Instructions for the task ::
In the material below, list every line carrying the string "background".

Data for the task ::
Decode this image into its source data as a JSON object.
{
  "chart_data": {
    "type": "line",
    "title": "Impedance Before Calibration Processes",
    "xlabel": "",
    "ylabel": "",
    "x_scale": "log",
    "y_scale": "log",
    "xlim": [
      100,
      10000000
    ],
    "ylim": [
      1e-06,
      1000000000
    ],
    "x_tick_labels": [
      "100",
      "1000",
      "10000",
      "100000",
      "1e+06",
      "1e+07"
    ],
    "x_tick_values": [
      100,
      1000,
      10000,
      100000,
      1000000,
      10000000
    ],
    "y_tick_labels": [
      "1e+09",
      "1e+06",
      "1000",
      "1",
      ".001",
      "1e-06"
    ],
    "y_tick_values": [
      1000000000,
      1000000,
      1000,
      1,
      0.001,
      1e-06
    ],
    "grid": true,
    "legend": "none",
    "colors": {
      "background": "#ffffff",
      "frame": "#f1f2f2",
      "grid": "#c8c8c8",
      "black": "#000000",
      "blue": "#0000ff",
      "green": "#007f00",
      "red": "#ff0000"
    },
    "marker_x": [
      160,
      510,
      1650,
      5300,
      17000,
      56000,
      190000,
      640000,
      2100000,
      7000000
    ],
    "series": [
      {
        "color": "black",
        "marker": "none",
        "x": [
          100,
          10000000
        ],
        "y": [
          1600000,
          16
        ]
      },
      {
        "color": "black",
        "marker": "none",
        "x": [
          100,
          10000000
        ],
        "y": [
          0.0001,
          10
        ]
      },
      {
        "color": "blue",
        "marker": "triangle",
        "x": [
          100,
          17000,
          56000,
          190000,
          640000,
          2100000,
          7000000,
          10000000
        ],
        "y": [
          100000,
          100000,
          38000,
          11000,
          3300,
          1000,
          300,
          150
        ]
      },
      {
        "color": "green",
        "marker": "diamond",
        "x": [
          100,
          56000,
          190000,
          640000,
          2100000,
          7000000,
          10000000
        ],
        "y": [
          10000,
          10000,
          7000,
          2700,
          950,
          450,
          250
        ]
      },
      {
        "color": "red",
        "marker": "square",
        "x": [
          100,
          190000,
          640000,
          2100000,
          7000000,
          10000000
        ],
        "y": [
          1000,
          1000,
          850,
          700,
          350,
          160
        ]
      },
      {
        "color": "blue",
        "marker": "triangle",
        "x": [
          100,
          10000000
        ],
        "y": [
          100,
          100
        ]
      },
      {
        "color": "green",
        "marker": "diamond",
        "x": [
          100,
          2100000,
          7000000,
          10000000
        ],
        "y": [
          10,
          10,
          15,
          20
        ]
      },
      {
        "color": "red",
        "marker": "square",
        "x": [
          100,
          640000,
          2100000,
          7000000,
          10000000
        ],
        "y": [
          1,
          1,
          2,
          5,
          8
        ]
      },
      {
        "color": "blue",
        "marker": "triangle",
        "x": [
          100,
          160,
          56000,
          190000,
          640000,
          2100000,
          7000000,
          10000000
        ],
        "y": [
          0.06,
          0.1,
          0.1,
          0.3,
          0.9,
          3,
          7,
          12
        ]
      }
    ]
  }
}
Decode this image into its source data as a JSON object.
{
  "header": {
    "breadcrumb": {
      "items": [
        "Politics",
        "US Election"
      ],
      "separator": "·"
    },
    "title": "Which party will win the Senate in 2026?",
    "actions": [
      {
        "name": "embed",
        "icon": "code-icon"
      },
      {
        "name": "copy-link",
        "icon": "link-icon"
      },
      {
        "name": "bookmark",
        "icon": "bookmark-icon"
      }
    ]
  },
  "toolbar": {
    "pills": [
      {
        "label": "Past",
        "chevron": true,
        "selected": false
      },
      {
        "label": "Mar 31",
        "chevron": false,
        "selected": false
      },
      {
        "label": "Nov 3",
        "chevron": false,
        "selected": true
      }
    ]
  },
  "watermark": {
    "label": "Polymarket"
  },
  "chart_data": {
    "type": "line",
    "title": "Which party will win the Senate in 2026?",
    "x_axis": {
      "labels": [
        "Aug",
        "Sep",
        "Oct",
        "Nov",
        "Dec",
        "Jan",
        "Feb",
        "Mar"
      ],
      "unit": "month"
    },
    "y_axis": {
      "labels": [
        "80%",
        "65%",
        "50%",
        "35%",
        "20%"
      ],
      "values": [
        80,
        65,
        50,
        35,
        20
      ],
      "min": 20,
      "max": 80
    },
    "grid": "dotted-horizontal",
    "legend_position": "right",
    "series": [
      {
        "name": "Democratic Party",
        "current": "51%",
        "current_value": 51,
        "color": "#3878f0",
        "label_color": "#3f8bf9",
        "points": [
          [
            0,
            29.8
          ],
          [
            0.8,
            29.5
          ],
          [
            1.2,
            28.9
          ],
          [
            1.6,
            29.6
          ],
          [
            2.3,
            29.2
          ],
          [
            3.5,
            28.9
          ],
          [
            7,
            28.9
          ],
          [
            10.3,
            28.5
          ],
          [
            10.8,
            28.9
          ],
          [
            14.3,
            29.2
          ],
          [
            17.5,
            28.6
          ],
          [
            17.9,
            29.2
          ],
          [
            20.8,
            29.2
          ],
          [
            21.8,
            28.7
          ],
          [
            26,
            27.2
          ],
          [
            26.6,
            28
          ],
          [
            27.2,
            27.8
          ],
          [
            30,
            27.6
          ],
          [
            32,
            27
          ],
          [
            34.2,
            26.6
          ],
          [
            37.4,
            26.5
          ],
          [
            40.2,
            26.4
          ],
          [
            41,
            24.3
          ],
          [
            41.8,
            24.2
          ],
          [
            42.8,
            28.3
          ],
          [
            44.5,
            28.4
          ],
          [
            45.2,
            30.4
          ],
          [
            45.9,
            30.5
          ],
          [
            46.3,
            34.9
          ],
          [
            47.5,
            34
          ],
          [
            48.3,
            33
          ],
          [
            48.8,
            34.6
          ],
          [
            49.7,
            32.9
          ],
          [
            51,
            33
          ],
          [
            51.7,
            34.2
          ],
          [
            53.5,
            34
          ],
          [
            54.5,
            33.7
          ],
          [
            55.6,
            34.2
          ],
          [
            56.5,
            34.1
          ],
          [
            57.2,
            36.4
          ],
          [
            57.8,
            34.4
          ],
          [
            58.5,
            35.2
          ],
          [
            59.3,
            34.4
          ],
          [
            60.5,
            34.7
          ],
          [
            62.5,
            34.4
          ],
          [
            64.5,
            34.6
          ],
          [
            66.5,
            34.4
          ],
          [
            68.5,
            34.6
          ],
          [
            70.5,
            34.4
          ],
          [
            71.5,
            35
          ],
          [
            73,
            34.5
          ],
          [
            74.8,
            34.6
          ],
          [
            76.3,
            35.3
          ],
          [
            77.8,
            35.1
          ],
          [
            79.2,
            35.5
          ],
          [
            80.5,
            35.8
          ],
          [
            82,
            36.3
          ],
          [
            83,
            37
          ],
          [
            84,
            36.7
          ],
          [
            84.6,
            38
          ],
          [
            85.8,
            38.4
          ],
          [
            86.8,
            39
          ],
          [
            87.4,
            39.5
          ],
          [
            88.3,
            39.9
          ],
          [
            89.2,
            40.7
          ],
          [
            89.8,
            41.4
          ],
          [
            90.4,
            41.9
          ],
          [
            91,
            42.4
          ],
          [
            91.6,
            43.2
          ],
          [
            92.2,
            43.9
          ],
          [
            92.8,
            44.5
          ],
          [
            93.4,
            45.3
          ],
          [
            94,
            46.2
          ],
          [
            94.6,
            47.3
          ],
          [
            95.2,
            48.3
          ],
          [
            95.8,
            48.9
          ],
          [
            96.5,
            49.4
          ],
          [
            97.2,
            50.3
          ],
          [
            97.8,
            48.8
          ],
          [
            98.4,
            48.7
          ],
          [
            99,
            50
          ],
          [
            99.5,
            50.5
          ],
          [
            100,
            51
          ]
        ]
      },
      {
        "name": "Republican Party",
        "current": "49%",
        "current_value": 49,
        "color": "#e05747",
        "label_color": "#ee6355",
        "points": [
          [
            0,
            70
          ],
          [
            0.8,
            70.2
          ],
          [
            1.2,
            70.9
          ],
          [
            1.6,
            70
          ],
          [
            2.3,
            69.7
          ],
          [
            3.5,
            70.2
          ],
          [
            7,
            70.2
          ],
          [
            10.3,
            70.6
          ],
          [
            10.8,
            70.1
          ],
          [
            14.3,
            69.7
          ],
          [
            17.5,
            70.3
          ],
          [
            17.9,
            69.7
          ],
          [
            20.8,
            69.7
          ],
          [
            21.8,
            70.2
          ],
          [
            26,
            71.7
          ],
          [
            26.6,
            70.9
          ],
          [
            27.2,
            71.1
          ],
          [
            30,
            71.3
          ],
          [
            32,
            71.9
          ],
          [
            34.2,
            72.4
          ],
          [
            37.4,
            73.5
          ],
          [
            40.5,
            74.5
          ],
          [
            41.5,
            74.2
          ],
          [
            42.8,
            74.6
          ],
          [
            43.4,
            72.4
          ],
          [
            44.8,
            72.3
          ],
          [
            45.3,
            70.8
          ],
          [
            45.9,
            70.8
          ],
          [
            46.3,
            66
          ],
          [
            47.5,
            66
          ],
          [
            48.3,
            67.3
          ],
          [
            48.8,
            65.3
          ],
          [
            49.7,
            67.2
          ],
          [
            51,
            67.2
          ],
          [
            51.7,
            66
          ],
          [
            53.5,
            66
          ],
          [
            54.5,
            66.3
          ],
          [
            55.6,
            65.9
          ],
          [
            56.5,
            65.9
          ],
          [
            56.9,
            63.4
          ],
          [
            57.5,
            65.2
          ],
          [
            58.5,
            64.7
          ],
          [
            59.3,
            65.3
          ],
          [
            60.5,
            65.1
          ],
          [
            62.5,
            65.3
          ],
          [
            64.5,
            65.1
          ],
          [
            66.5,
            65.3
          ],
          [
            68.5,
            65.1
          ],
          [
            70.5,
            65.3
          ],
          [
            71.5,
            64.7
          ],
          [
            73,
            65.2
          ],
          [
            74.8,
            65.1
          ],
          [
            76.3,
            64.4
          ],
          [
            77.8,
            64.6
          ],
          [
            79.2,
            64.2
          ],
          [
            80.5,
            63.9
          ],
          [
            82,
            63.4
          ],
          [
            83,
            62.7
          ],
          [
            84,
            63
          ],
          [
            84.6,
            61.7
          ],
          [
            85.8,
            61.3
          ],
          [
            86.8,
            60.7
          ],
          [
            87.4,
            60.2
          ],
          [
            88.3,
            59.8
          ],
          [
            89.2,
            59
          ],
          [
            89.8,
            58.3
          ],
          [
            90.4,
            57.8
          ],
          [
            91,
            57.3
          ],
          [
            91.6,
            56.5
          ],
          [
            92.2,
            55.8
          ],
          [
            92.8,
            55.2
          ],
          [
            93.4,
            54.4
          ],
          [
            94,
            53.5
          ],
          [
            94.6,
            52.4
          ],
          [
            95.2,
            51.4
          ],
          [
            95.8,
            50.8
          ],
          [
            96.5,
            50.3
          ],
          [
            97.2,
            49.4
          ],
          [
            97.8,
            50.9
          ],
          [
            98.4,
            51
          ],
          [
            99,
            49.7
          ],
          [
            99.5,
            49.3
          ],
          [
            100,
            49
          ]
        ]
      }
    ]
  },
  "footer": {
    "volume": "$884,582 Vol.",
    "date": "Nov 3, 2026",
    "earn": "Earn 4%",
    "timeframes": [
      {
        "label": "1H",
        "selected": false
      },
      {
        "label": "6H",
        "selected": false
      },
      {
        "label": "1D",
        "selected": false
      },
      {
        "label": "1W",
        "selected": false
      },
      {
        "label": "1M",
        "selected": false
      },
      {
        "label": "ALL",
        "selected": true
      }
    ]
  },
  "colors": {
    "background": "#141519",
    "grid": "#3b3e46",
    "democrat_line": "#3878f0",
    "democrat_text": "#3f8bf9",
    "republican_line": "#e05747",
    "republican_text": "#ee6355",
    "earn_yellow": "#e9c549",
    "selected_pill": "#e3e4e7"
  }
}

Answer to this exercise ::
      "background": "#ffffff",
    "background": "#141519",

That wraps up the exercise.